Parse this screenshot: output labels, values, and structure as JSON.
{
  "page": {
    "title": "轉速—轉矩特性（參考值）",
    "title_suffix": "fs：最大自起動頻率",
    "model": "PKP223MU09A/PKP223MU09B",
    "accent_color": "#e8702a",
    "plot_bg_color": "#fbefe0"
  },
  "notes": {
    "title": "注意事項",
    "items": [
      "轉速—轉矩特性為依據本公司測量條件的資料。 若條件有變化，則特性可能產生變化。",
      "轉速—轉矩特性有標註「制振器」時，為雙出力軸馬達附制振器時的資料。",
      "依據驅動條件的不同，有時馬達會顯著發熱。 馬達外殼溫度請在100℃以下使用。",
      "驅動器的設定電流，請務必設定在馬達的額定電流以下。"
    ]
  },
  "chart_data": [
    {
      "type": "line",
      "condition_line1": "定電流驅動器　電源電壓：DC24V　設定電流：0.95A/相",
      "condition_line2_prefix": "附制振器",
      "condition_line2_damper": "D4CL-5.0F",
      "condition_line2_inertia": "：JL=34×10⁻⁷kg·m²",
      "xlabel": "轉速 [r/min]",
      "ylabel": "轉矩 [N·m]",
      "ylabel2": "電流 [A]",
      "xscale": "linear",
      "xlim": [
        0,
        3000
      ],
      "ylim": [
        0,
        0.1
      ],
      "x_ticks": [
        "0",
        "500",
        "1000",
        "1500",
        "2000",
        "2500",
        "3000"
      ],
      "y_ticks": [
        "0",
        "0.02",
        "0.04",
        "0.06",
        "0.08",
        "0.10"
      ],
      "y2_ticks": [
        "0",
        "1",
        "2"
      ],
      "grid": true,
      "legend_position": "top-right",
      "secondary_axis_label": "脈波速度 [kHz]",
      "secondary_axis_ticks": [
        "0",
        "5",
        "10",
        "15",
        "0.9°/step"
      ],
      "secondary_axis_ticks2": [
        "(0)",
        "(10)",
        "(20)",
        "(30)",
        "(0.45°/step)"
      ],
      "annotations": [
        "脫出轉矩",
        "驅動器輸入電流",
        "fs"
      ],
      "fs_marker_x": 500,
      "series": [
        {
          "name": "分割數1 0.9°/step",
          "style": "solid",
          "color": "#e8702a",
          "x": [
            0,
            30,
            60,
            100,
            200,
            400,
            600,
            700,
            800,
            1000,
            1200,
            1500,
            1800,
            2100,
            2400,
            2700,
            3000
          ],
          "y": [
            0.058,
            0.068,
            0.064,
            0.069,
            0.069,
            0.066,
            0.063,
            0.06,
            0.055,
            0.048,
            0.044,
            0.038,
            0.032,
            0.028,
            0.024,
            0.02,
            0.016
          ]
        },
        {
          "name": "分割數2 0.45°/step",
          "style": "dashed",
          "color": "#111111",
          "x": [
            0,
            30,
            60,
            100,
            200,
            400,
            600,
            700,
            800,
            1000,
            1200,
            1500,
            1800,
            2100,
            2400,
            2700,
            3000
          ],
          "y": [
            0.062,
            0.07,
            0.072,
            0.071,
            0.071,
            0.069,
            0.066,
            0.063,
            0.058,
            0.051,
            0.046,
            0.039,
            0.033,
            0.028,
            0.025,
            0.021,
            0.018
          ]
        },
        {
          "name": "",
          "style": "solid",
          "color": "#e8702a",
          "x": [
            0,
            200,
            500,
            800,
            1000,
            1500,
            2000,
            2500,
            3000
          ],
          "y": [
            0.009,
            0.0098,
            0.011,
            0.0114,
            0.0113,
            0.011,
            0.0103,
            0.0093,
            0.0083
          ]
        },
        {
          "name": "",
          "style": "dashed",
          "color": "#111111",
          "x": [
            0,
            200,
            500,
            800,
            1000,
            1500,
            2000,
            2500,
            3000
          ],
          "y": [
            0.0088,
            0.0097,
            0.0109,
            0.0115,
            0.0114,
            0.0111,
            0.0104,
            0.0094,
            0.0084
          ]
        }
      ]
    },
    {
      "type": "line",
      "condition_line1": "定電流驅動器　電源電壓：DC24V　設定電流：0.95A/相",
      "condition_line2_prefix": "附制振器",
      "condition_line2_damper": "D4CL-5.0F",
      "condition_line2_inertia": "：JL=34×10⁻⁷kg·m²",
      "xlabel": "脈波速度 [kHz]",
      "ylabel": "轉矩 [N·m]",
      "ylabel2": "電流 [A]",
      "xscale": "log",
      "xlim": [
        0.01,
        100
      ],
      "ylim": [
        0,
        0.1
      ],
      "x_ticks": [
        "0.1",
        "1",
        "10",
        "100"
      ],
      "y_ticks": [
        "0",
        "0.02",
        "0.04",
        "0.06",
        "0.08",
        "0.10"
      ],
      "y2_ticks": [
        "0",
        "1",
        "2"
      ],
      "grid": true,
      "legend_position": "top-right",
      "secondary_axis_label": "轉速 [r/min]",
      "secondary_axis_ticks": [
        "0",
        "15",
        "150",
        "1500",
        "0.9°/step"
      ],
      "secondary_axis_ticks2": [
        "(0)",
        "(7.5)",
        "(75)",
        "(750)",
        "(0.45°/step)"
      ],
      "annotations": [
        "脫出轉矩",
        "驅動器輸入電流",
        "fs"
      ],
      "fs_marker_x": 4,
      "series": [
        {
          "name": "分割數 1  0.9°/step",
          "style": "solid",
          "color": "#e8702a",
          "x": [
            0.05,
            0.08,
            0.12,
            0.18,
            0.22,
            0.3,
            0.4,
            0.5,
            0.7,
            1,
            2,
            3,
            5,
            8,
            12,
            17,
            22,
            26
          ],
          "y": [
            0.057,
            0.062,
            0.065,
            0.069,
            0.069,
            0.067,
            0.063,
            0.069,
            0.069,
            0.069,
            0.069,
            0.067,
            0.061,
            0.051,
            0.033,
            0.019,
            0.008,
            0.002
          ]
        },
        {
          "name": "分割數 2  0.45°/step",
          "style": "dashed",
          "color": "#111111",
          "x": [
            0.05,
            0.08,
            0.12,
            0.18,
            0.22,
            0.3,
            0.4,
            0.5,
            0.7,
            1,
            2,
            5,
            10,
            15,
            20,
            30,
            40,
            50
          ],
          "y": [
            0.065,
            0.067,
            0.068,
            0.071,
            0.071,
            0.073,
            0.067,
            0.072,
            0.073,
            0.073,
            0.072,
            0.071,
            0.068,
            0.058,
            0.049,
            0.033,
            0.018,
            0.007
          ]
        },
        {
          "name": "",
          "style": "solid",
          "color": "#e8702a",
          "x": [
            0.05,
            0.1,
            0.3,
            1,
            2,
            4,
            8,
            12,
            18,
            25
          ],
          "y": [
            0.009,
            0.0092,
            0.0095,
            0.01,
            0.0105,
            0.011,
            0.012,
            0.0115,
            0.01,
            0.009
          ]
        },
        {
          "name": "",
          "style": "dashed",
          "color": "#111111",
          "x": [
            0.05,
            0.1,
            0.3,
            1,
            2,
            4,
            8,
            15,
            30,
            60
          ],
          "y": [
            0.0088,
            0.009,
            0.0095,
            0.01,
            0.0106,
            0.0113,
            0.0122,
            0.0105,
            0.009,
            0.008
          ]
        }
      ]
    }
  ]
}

WHAT YOU NEED TO DO: Above are the records; retype every one exactly.

RESULT OF THIS EXERCISE:
Parse this screenshot: output labels, values, and structure as JSON.
{
  "page": {
    "title": "轉速—轉矩特性（參考值）",
    "title_suffix": "fs：最大自起動頻率",
    "model": "PKP223MU09A/PKP223MU09B",
    "accent_color": "#e8702a",
    "plot_bg_color": "#fbefe0"
  },
  "notes": {
    "title": "注意事項",
    "items": [
      "轉速—轉矩特性為依據本公司測量條件的資料。 若條件有變化，則特性可能產生變化。",
      "轉速—轉矩特性有標註「制振器」時，為雙出力軸馬達附制振器時的資料。",
      "依據驅動條件的不同，有時馬達會顯著發熱。 馬達外殼溫度請在100℃以下使用。",
      "驅動器的設定電流，請務必設定在馬達的額定電流以下。"
    ]
  },
  "chart_data": [
    {
      "type": "line",
      "condition_line1": "定電流驅動器　電源電壓：DC24V　設定電流：0.95A/相",
      "condition_line2_prefix": "附制振器",
      "condition_line2_damper": "D4CL-5.0F",
      "condition_line2_inertia": "：JL=34×10⁻⁷kg·m²",
      "xlabel": "轉速 [r/min]",
      "ylabel": "轉矩 [N·m]",
      "ylabel2": "電流 [A]",
      "xscale": "linear",
      "xlim": [
        0,
        3000
      ],
      "ylim": [
        0,
        0.1
      ],
      "x_ticks": [
        "0",
        "500",
        "1000",
        "1500",
        "2000",
        "2500",
        "3000"
      ],
      "y_ticks": [
        "0",
        "0.02",
        "0.04",
        "0.06",
        "0.08",
        "0.10"
      ],
      "y2_ticks": [
        "0",
        "1",
        "2"
      ],
      "grid": true,
      "legend_position": "top-right",
      "secondary_axis_label": "脈波速度 [kHz]",
      "secondary_axis_ticks": [
        "0",
        "5",
        "10",
        "15",
        "0.9°/step"
      ],
      "secondary_axis_ticks2": [
        "(0)",
        "(10)",
        "(20)",
        "(30)",
        "(0.45°/step)"
      ],
      "annotations": [
        "脫出轉矩",
        "驅動器輸入電流",
        "fs"
      ],
      "fs_marker_x": 500,
      "series": [
        {
          "name": "分割數1 0.9°/step",
          "style": "solid",
          "color": "#e8702a",
          "x": [
            0,
            30,
            60,
            100,
            200,
            400,
            600,
            700,
            800,
            1000,
            1200,
            1500,
            1800,
            2100,
            2400,
            2700,
            3000
          ],
          "y": [
            0.058,
            0.068,
            0.064,
            0.069,
            0.069,
            0.066,
            0.063,
            0.06,
            0.055,
            0.048,
            0.044,
            0.038,
            0.032,
            0.028,
            0.024,
            0.02,
            0.016
          ]
        },
        {
          "name": "分割數2 0.45°/step",
          "style": "dashed",
          "color": "#111111",
          "x": [
            0,
            30,
            60,
            100,
            200,
            400,
            600,
            700,
            800,
            1000,
            1200,
            1500,
            1800,
            2100,
            2400,
            2700,
            3000
          ],
          "y": [
            0.062,
            0.07,
            0.072,
            0.071,
            0.071,
            0.069,
            0.066,
            0.063,
            0.058,
            0.051,
            0.046,
            0.039,
            0.033,
            0.028,
            0.025,
            0.021,
            0.018
          ]
        },
        {
          "name": "",
          "style": "solid",
          "color": "#e8702a",
          "x": [
            0,
            200,
            500,
            800,
            1000,
            1500,
            2000,
            2500,
            3000
          ],
          "y": [
            0.009,
            0.0098,
            0.011,
            0.0114,
            0.0113,
            0.011,
            0.0103,
            0.0093,
            0.0083
          ]
        },
        {
          "name": "",
          "style": "dashed",
          "color": "#111111",
          "x": [
            0,
            200,
            500,
            800,
            1000,
            1500,
            2000,
            2500,
            3000
          ],
          "y": [
            0.0088,
            0.0097,
            0.0109,
            0.0115,
            0.0114,
            0.0111,
            0.0104,
            0.0094,
            0.0084
          ]
        }
      ]
    },
    {
      "type": "line",
      "condition_line1": "定電流驅動器　電源電壓：DC24V　設定電流：0.95A/相",
      "condition_line2_prefix": "附制振器",
      "condition_line2_damper": "D4CL-5.0F",
      "condition_line2_inertia": "：JL=34×10⁻⁷kg·m²",
      "xlabel": "脈波速度 [kHz]",
      "ylabel": "轉矩 [N·m]",
      "ylabel2": "電流 [A]",
      "xscale": "log",
      "xlim": [
        0.01,
        100
      ],
      "ylim": [
        0,
        0.1
      ],
      "x_ticks": [
        "0.1",
        "1",
        "10",
        "100"
      ],
      "y_ticks": [
        "0",
        "0.02",
        "0.04",
        "0.06",
        "0.08",
        "0.10"
      ],
      "y2_ticks": [
        "0",
        "1",
        "2"
      ],
      "grid": true,
      "legend_position": "top-right",
      "secondary_axis_label": "轉速 [r/min]",
      "secondary_axis_ticks": [
        "0",
        "15",
        "150",
        "1500",
        "0.9°/step"
      ],
      "secondary_axis_ticks2": [
        "(0)",
        "(7.5)",
        "(75)",
        "(750)",
        "(0.45°/step)"
      ],
      "annotations": [
        "脫出轉矩",
        "驅動器輸入電流",
        "fs"
      ],
      "fs_marker_x": 4,
      "series": [
        {
          "name": "分割數 1  0.9°/step",
          "style": "solid",
          "color": "#e8702a",
          "x": [
            0.05,
            0.08,
            0.12,
            0.18,
            0.22,
            0.3,
            0.4,
            0.5,
            0.7,
            1,
            2,
            3,
            5,
            8,
            12,
            17,
            22,
            26
          ],
          "y": [
            0.057,
            0.062,
            0.065,
            0.069,
            0.069,
            0.067,
            0.063,
            0.069,
            0.069,
            0.069,
            0.069,
            0.067,
            0.061,
            0.051,
            0.033,
            0.019,
            0.008,
            0.002
          ]
        },
        {
          "name": "分割數 2  0.45°/step",
          "style": "dashed",
          "color": "#111111",
          "x": [
            0.05,
            0.08,
            0.12,
            0.18,
            0.22,
            0.3,
            0.4,
            0.5,
            0.7,
            1,
            2,
            5,
            10,
            15,
            20,
            30,
            40,
            50
          ],
          "y": [
            0.065,
            0.067,
            0.068,
            0.071,
            0.071,
            0.073,
            0.067,
            0.072,
            0.073,
            0.073,
            0.072,
            0.071,
            0.068,
            0.058,
            0.049,
            0.033,
            0.018,
            0.007
          ]
        },
        {
          "name": "",
          "style": "solid",
          "color": "#e8702a",
          "x": [
            0.05,
            0.1,
            0.3,
            1,
            2,
            4,
            8,
            12,
            18,
            25
          ],
          "y": [
            0.009,
            0.0092,
            0.0095,
            0.01,
            0.0105,
            0.011,
            0.012,
            0.0115,
            0.01,
            0.009
          ]
        },
        {
          "name": "",
          "style": "dashed",
          "color": "#111111",
          "x": [
            0.05,
            0.1,
            0.3,
            1,
            2,
            4,
            8,
            15,
            30,
            60
          ],
          "y": [
            0.0088,
            0.009,
            0.0095,
            0.01,
            0.0106,
            0.0113,
            0.0122,
            0.0105,
            0.009,
            0.008
          ]
        }
      ]
    }
  ]
}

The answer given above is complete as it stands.